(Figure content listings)
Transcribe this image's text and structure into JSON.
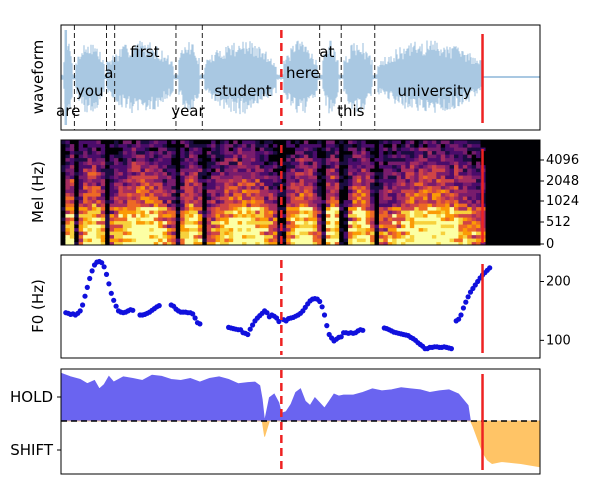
{
  "figure": {
    "duration_s": 10,
    "marker_dashed_s": 4.6,
    "marker_solid_s": 8.8,
    "colors": {
      "waveform": "#a9c8e2",
      "word_boundary": "#222222",
      "marker": "#ee2222",
      "f0_points": "#1010dd",
      "hold_fill": "#6a64f0",
      "shift_fill": "#ffc466",
      "threshold": "#000000"
    }
  },
  "chart_data": [
    {
      "type": "line",
      "name": "waveform-panel",
      "ylabel": "waveform",
      "words": [
        {
          "text": "are",
          "t": 0.15,
          "row": 3
        },
        {
          "text": "you",
          "t": 0.6,
          "row": 2
        },
        {
          "text": "a",
          "t": 1.0,
          "row": 1
        },
        {
          "text": "first",
          "t": 1.75,
          "row": 0
        },
        {
          "text": "year",
          "t": 2.65,
          "row": 3
        },
        {
          "text": "student",
          "t": 3.8,
          "row": 2
        },
        {
          "text": "here",
          "t": 5.05,
          "row": 1
        },
        {
          "text": "at",
          "t": 5.55,
          "row": 0
        },
        {
          "text": "this",
          "t": 6.05,
          "row": 3
        },
        {
          "text": "university",
          "t": 7.8,
          "row": 2
        }
      ],
      "word_boundaries": [
        0.28,
        0.95,
        1.12,
        2.4,
        2.95,
        5.4,
        5.85,
        6.55
      ]
    },
    {
      "type": "heatmap",
      "name": "mel-panel",
      "ylabel": "Mel (Hz)",
      "yticks": [
        "0",
        "512",
        "1024",
        "2048",
        "4096"
      ],
      "active_until_s": 8.8
    },
    {
      "type": "scatter",
      "name": "f0-panel",
      "ylabel": "F0 (Hz)",
      "ylim": [
        70,
        245
      ],
      "yticks": [
        "100",
        "200"
      ],
      "segments": [
        {
          "x": [
            0.1,
            0.15,
            0.2,
            0.25,
            0.3,
            0.35,
            0.4,
            0.45,
            0.5,
            0.55,
            0.6,
            0.65,
            0.7,
            0.75,
            0.8,
            0.85,
            0.9,
            0.95,
            1.0,
            1.05,
            1.1,
            1.15,
            1.2,
            1.25,
            1.3,
            1.35,
            1.4,
            1.45,
            1.5
          ],
          "y": [
            147,
            146,
            144,
            145,
            143,
            146,
            150,
            160,
            175,
            190,
            205,
            218,
            228,
            233,
            234,
            232,
            225,
            212,
            196,
            180,
            168,
            158,
            150,
            148,
            147,
            148,
            150,
            152,
            151
          ]
        },
        {
          "x": [
            1.65,
            1.7,
            1.75,
            1.8,
            1.85,
            1.9,
            1.95,
            2.0,
            2.05
          ],
          "y": [
            143,
            143,
            144,
            146,
            148,
            151,
            154,
            157,
            159
          ]
        },
        {
          "x": [
            2.3,
            2.35,
            2.4,
            2.45,
            2.5,
            2.55,
            2.6,
            2.65,
            2.7,
            2.75,
            2.8,
            2.85,
            2.9
          ],
          "y": [
            160,
            158,
            153,
            150,
            148,
            148,
            148,
            147,
            147,
            145,
            138,
            130,
            128
          ]
        },
        {
          "x": [
            3.5,
            3.55,
            3.6,
            3.65,
            3.7,
            3.75,
            3.8,
            3.85,
            3.9,
            3.95,
            4.0,
            4.05,
            4.1,
            4.15,
            4.2,
            4.25,
            4.3,
            4.35,
            4.4,
            4.45,
            4.5,
            4.55
          ],
          "y": [
            122,
            121,
            120,
            119,
            118,
            118,
            113,
            112,
            110,
            119,
            126,
            133,
            138,
            142,
            146,
            150,
            147,
            140,
            143,
            141,
            138,
            132
          ]
        },
        {
          "x": [
            4.65,
            4.7,
            4.75,
            4.8,
            4.85,
            4.9,
            4.95,
            5.0,
            5.05,
            5.1,
            5.15,
            5.2,
            5.25,
            5.3,
            5.35,
            5.4,
            5.45,
            5.5,
            5.55,
            5.6,
            5.65,
            5.7,
            5.75,
            5.8,
            5.85
          ],
          "y": [
            135,
            133,
            137,
            138,
            139,
            141,
            143,
            146,
            150,
            156,
            162,
            167,
            170,
            171,
            170,
            166,
            157,
            143,
            125,
            110,
            104,
            99,
            102,
            105,
            106
          ]
        },
        {
          "x": [
            5.9,
            5.95,
            6.0,
            6.05,
            6.1,
            6.15,
            6.2,
            6.25,
            6.3
          ],
          "y": [
            113,
            113,
            112,
            113,
            112,
            113,
            116,
            118,
            117
          ]
        },
        {
          "x": [
            6.75,
            6.8,
            6.85,
            6.9,
            6.95,
            7.0,
            7.05,
            7.1,
            7.15,
            7.2,
            7.25,
            7.3,
            7.35,
            7.4,
            7.45,
            7.5,
            7.55,
            7.6,
            7.65,
            7.7,
            7.75,
            7.8,
            7.85,
            7.9,
            7.95,
            8.0,
            8.05,
            8.1,
            8.15
          ],
          "y": [
            121,
            120,
            118,
            116,
            114,
            113,
            112,
            111,
            110,
            109,
            108,
            105,
            103,
            100,
            96,
            93,
            90,
            86,
            86,
            88,
            88,
            89,
            89,
            88,
            88,
            89,
            88,
            87,
            86
          ]
        },
        {
          "x": [
            8.25,
            8.3,
            8.35,
            8.4,
            8.45,
            8.5,
            8.55,
            8.6,
            8.65,
            8.7,
            8.75,
            8.8,
            8.85,
            8.9,
            8.95
          ],
          "y": [
            133,
            136,
            143,
            155,
            165,
            174,
            182,
            188,
            194,
            200,
            206,
            211,
            215,
            219,
            223
          ]
        }
      ]
    },
    {
      "type": "area",
      "name": "turn-panel",
      "yticks": [
        "HOLD",
        "SHIFT"
      ],
      "ylim": [
        -1,
        1
      ],
      "threshold": 0,
      "x": [
        0,
        0.2,
        0.4,
        0.55,
        0.7,
        0.8,
        0.9,
        1.0,
        1.1,
        1.3,
        1.5,
        1.7,
        1.9,
        2.1,
        2.3,
        2.5,
        2.7,
        2.9,
        3.1,
        3.3,
        3.5,
        3.7,
        3.9,
        4.05,
        4.15,
        4.2,
        4.25,
        4.35,
        4.45,
        4.55,
        4.6,
        4.7,
        4.8,
        4.9,
        5.0,
        5.1,
        5.2,
        5.3,
        5.4,
        5.5,
        5.6,
        5.7,
        5.8,
        5.9,
        6.1,
        6.3,
        6.5,
        6.7,
        6.9,
        7.1,
        7.3,
        7.5,
        7.7,
        7.9,
        8.1,
        8.3,
        8.5,
        8.55,
        8.6,
        8.7,
        8.8,
        8.9,
        9.0,
        9.2,
        9.4,
        9.6,
        9.8,
        10.0
      ],
      "values": [
        0.92,
        0.85,
        0.8,
        0.72,
        0.78,
        0.62,
        0.7,
        0.86,
        0.75,
        0.85,
        0.82,
        0.78,
        0.88,
        0.86,
        0.8,
        0.78,
        0.82,
        0.75,
        0.82,
        0.85,
        0.8,
        0.72,
        0.74,
        0.75,
        0.68,
        0.42,
        -0.3,
        0.45,
        0.52,
        0.35,
        0.15,
        0.18,
        0.32,
        0.55,
        0.62,
        0.38,
        0.3,
        0.45,
        0.35,
        0.25,
        0.38,
        0.52,
        0.48,
        0.5,
        0.5,
        0.55,
        0.62,
        0.58,
        0.6,
        0.64,
        0.62,
        0.6,
        0.55,
        0.58,
        0.6,
        0.52,
        0.3,
        0.0,
        -0.1,
        -0.35,
        -0.6,
        -0.75,
        -0.82,
        -0.78,
        -0.8,
        -0.82,
        -0.85,
        -0.88
      ]
    }
  ]
}
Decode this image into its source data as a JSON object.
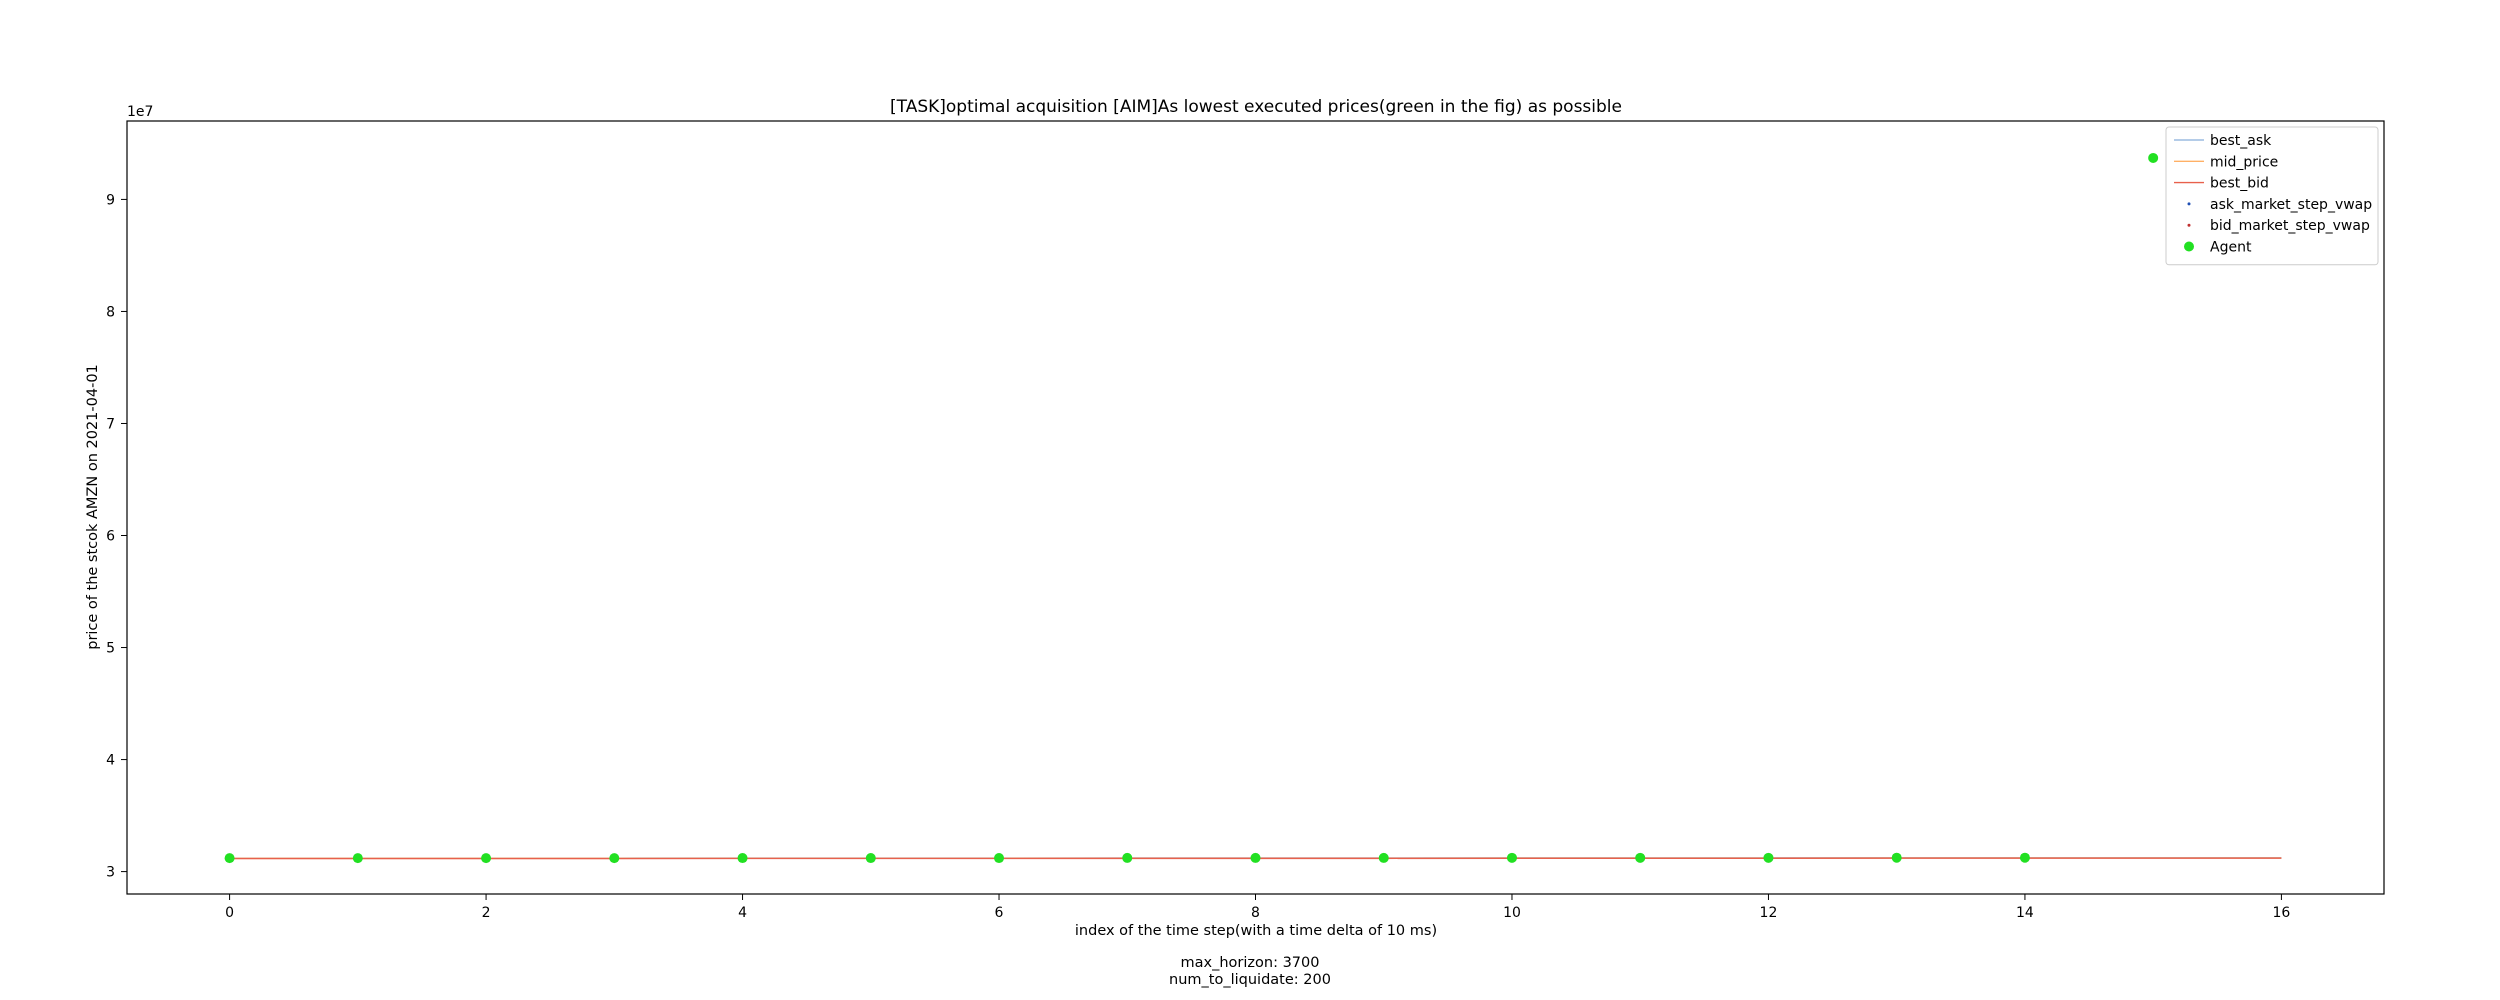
{
  "chart_data": {
    "type": "line",
    "title": "[TASK]optimal acquisition  [AIM]As lowest executed prices(green in the fig) as possible",
    "xlabel": "index of the time step(with a time delta of 10 ms)",
    "ylabel": "price of the stcok AMZN on 2021-04-01",
    "y_offset_label": "1e7",
    "xlim": [
      -0.8,
      16.8
    ],
    "ylim": [
      2.8,
      9.7
    ],
    "x_ticks": [
      0,
      2,
      4,
      6,
      8,
      10,
      12,
      14,
      16
    ],
    "y_ticks": [
      3,
      4,
      5,
      6,
      7,
      8,
      9
    ],
    "grid": false,
    "legend_position": "top-right",
    "series": [
      {
        "name": "best_ask",
        "kind": "line",
        "color": "#9bbbe0",
        "x": [
          0,
          1,
          2,
          3,
          4,
          5,
          6,
          7,
          8,
          9,
          10,
          11,
          12,
          13,
          14,
          15,
          16
        ],
        "y": [
          3.12,
          3.12,
          3.12,
          3.12,
          3.121,
          3.121,
          3.121,
          3.122,
          3.122,
          3.122,
          3.123,
          3.123,
          3.123,
          3.124,
          3.124,
          3.124,
          3.124
        ]
      },
      {
        "name": "mid_price",
        "kind": "line",
        "color": "#ffb066",
        "x": [
          0,
          1,
          2,
          3,
          4,
          5,
          6,
          7,
          8,
          9,
          10,
          11,
          12,
          13,
          14,
          15,
          16
        ],
        "y": [
          3.118,
          3.118,
          3.118,
          3.118,
          3.119,
          3.119,
          3.119,
          3.12,
          3.12,
          3.12,
          3.121,
          3.121,
          3.121,
          3.122,
          3.122,
          3.122,
          3.122
        ]
      },
      {
        "name": "best_bid",
        "kind": "line",
        "color": "#e8604c",
        "x": [
          0,
          1,
          2,
          3,
          4,
          5,
          6,
          7,
          8,
          9,
          10,
          11,
          12,
          13,
          14,
          15,
          16
        ],
        "y": [
          3.116,
          3.116,
          3.116,
          3.116,
          3.117,
          3.117,
          3.117,
          3.118,
          3.118,
          3.118,
          3.119,
          3.119,
          3.119,
          3.12,
          3.12,
          3.12,
          3.12
        ]
      },
      {
        "name": "ask_market_step_vwap",
        "kind": "scatter",
        "color": "#1f4fb4",
        "x": [],
        "y": []
      },
      {
        "name": "bid_market_step_vwap",
        "kind": "scatter",
        "color": "#c03030",
        "x": [],
        "y": []
      },
      {
        "name": "Agent",
        "kind": "scatter",
        "color": "#22e022",
        "x": [
          0,
          1,
          2,
          3,
          4,
          5,
          6,
          7,
          8,
          9,
          10,
          11,
          12,
          13,
          14,
          15
        ],
        "y": [
          3.12,
          3.12,
          3.12,
          3.12,
          3.121,
          3.121,
          3.121,
          3.122,
          3.122,
          3.122,
          3.123,
          3.123,
          3.123,
          3.124,
          3.124,
          9.37
        ]
      }
    ]
  },
  "footer": {
    "line1": "max_horizon: 3700",
    "line2": "num_to_liquidate: 200"
  }
}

▶ [Exercise]
Copy every line in the entries above that has the string "into" in it.

▶ [Response for this exercise]
Transcribe this image's text and structure into JSON.
Decode this image into its source data as a JSON object.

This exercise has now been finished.